◆ Dataset records:
▼▼▼
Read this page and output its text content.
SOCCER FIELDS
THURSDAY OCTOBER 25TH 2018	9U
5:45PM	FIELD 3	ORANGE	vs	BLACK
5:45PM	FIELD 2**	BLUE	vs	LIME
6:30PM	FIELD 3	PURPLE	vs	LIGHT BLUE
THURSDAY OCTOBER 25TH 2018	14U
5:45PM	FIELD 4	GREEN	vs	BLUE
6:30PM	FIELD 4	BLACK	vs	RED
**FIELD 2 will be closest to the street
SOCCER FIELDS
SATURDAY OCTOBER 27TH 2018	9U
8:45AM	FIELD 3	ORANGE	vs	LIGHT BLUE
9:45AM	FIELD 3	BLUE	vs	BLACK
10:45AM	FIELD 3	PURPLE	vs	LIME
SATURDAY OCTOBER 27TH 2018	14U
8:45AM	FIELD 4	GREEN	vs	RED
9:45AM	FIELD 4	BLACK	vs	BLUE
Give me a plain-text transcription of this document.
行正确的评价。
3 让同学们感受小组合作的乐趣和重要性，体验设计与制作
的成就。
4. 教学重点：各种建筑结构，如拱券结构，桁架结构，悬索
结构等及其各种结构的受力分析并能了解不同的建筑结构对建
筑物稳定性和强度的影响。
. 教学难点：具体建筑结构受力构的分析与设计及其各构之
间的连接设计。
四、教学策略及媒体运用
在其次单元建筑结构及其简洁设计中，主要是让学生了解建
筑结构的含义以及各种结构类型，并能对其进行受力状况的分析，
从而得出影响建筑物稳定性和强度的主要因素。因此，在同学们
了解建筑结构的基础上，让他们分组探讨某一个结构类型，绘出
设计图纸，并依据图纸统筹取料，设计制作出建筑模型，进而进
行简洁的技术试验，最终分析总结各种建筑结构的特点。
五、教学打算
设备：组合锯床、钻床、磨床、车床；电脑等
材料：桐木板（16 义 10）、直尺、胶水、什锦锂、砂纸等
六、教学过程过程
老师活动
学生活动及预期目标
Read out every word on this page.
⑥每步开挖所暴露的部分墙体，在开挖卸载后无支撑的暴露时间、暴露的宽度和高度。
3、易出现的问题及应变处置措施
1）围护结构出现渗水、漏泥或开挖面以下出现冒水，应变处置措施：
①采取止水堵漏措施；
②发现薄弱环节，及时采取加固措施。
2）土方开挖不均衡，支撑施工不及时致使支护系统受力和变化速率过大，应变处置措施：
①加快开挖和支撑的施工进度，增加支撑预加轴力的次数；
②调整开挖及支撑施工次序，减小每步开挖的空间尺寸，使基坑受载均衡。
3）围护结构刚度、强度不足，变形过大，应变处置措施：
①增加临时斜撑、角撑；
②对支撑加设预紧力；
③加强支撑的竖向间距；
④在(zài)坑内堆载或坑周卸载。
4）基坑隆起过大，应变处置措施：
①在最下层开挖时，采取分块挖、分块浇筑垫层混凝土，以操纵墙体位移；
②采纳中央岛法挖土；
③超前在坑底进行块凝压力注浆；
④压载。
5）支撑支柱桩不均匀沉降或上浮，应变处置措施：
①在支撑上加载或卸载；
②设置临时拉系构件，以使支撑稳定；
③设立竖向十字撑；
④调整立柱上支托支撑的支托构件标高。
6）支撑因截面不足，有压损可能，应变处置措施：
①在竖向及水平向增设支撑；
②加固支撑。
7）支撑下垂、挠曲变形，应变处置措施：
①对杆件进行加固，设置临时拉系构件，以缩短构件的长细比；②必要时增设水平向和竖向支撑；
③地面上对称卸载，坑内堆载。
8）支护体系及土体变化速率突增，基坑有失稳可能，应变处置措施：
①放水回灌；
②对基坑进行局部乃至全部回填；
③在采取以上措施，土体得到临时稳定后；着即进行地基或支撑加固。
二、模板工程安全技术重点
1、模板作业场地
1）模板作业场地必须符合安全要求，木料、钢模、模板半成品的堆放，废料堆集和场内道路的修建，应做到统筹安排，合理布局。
▲▲▲
◆ Written task:
Extract all of the data above and output it character for character.

◆ Exercise response:
Read this page and output its text content.
SOCCER FIELDS
THURSDAY OCTOBER 25TH 2018	9U
5:45PM	FIELD 3	ORANGE	vs	BLACK
5:45PM	FIELD 2**	BLUE	vs	LIME
6:30PM	FIELD 3	PURPLE	vs	LIGHT BLUE
THURSDAY OCTOBER 25TH 2018	14U
5:45PM	FIELD 4	GREEN	vs	BLUE
6:30PM	FIELD 4	BLACK	vs	RED
**FIELD 2 will be closest to the street
SOCCER FIELDS
SATURDAY OCTOBER 27TH 2018	9U
8:45AM	FIELD 3	ORANGE	vs	LIGHT BLUE
9:45AM	FIELD 3	BLUE	vs	BLACK
10:45AM	FIELD 3	PURPLE	vs	LIME
SATURDAY OCTOBER 27TH 2018	14U
8:45AM	FIELD 4	GREEN	vs	RED
9:45AM	FIELD 4	BLACK	vs	BLUE
Give me a plain-text transcription of this document.
行正确的评价。
3 让同学们感受小组合作的乐趣和重要性，体验设计与制作
的成就。
4. 教学重点：各种建筑结构，如拱券结构，桁架结构，悬索
结构等及其各种结构的受力分析并能了解不同的建筑结构对建
筑物稳定性和强度的影响。
. 教学难点：具体建筑结构受力构的分析与设计及其各构之
间的连接设计。
四、教学策略及媒体运用
在其次单元建筑结构及其简洁设计中，主要是让学生了解建
筑结构的含义以及各种结构类型，并能对其进行受力状况的分析，
从而得出影响建筑物稳定性和强度的主要因素。因此，在同学们
了解建筑结构的基础上，让他们分组探讨某一个结构类型，绘出
设计图纸，并依据图纸统筹取料，设计制作出建筑模型，进而进
行简洁的技术试验，最终分析总结各种建筑结构的特点。
五、教学打算
设备：组合锯床、钻床、磨床、车床；电脑等
材料：桐木板（16 义 10）、直尺、胶水、什锦锂、砂纸等
六、教学过程过程
老师活动
学生活动及预期目标
Read out every word on this page.
⑥每步开挖所暴露的部分墙体，在开挖卸载后无支撑的暴露时间、暴露的宽度和高度。
3、易出现的问题及应变处置措施
1）围护结构出现渗水、漏泥或开挖面以下出现冒水，应变处置措施：
①采取止水堵漏措施；
②发现薄弱环节，及时采取加固措施。
2）土方开挖不均衡，支撑施工不及时致使支护系统受力和变化速率过大，应变处置措施：
①加快开挖和支撑的施工进度，增加支撑预加轴力的次数；
②调整开挖及支撑施工次序，减小每步开挖的空间尺寸，使基坑受载均衡。
3）围护结构刚度、强度不足，变形过大，应变处置措施：
①增加临时斜撑、角撑；
②对支撑加设预紧力；
③加强支撑的竖向间距；
④在(zài)坑内堆载或坑周卸载。
4）基坑隆起过大，应变处置措施：
①在最下层开挖时，采取分块挖、分块浇筑垫层混凝土，以操纵墙体位移；
②采纳中央岛法挖土；
③超前在坑底进行块凝压力注浆；
④压载。
5）支撑支柱桩不均匀沉降或上浮，应变处置措施：
①在支撑上加载或卸载；
②设置临时拉系构件，以使支撑稳定；
③设立竖向十字撑；
④调整立柱上支托支撑的支托构件标高。
6）支撑因截面不足，有压损可能，应变处置措施：
①在竖向及水平向增设支撑；
②加固支撑。
7）支撑下垂、挠曲变形，应变处置措施：
①对杆件进行加固，设置临时拉系构件，以缩短构件的长细比；②必要时增设水平向和竖向支撑；
③地面上对称卸载，坑内堆载。
8）支护体系及土体变化速率突增，基坑有失稳可能，应变处置措施：
①放水回灌；
②对基坑进行局部乃至全部回填；
③在采取以上措施，土体得到临时稳定后；着即进行地基或支撑加固。
二、模板工程安全技术重点
1、模板作业场地
1）模板作业场地必须符合安全要求，木料、钢模、模板半成品的堆放，废料堆集和场内道路的修建，应做到统筹安排，合理布局。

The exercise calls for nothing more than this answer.